## Written exercise
State the count of lines below in which the word "الزيت" appears, and add nothing.

--- START Items ---

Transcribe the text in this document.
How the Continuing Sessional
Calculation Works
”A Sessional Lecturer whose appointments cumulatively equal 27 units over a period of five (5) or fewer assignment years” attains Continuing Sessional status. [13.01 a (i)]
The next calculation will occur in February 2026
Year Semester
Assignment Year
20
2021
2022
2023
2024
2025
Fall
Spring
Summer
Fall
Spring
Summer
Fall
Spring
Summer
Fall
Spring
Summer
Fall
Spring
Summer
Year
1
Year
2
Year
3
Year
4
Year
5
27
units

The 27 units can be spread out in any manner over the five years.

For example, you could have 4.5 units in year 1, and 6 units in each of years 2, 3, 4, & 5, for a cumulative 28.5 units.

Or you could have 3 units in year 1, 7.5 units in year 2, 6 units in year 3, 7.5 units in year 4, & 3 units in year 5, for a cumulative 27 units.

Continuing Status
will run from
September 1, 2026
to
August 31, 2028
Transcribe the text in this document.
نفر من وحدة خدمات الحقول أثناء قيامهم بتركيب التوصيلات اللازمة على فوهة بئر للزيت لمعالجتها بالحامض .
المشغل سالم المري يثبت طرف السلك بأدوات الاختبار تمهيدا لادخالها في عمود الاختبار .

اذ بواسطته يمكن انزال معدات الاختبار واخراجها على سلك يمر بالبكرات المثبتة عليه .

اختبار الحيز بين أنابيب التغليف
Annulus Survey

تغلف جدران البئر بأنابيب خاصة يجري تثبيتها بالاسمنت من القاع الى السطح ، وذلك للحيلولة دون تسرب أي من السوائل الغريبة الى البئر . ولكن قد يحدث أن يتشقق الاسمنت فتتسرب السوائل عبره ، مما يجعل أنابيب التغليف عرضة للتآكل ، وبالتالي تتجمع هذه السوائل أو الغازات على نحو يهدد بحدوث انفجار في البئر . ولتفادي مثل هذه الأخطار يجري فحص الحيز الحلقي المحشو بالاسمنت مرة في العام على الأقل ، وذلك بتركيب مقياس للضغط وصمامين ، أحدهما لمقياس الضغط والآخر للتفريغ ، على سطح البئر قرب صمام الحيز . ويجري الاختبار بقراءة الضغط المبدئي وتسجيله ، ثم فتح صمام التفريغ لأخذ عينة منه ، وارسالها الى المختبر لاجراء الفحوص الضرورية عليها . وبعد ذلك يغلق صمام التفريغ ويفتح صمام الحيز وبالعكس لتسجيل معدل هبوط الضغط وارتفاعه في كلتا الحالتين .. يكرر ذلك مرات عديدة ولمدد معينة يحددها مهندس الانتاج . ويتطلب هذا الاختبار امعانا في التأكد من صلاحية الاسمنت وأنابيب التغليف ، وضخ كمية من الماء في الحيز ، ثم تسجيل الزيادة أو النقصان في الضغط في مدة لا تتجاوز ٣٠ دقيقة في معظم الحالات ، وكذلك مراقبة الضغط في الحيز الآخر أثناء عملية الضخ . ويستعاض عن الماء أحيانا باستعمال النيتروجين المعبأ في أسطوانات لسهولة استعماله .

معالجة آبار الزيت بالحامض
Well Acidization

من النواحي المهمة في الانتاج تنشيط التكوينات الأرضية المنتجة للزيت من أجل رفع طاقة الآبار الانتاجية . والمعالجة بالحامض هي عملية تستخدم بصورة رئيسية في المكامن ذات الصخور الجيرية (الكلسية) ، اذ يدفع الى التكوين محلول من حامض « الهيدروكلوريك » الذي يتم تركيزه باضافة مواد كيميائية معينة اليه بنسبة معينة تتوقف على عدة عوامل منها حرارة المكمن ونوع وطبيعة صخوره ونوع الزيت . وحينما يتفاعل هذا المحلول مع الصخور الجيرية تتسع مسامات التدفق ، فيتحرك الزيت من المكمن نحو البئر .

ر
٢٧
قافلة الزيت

--- END Items ---

## Solution
3